▼▼▼
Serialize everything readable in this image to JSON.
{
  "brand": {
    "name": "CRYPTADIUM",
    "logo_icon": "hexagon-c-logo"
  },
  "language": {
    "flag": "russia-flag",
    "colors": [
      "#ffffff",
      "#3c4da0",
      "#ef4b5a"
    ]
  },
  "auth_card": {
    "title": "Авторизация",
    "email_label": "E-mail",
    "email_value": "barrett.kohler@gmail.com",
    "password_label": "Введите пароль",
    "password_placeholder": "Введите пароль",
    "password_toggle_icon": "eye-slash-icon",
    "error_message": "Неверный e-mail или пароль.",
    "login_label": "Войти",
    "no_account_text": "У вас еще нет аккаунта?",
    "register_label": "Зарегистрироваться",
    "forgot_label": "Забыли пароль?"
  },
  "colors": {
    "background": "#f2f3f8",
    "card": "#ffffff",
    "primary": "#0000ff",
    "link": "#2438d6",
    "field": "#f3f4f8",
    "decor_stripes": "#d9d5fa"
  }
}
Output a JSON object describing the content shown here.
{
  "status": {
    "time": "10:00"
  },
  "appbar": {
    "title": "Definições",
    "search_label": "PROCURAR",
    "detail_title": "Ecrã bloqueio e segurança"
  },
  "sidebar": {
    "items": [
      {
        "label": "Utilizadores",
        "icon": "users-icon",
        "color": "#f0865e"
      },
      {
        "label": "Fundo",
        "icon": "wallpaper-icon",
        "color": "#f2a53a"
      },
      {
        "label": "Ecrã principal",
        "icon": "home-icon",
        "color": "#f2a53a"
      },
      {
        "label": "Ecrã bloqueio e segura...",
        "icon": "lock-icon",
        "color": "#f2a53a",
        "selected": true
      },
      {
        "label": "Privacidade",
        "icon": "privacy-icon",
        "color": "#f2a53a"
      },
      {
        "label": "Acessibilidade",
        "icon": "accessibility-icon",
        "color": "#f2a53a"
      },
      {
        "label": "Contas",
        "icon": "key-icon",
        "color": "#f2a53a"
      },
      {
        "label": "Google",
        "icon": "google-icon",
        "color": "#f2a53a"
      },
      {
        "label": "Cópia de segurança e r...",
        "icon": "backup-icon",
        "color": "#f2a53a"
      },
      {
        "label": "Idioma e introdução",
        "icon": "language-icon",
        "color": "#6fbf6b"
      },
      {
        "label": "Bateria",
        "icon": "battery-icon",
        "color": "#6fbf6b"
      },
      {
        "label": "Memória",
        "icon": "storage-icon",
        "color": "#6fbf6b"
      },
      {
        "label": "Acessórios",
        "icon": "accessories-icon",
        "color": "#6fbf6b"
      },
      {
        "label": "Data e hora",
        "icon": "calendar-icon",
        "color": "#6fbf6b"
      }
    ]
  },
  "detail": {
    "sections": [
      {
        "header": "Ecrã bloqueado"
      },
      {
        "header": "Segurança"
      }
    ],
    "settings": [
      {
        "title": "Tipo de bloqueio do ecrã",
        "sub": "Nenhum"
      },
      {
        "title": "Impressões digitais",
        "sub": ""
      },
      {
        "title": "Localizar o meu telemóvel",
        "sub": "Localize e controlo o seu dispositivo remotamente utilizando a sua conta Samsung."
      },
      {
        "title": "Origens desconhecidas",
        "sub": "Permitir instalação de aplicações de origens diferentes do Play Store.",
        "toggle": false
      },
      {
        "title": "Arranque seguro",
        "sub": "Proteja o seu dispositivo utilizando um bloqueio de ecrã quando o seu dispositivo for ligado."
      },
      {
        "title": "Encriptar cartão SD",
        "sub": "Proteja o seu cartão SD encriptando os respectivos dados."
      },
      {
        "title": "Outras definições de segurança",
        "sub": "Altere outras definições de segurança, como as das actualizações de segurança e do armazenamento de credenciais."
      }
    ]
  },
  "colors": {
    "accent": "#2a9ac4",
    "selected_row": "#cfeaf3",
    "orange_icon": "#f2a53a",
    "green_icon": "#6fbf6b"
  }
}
▲▲▲
Objective
Scan the material for lines with the word "пароль", and copy each line you find.

Result
    "password_label": "Введите пароль",
    "password_placeholder": "Введите пароль",
    "error_message": "Неверный e-mail или пароль.",
    "forgot_label": "Забыли пароль?"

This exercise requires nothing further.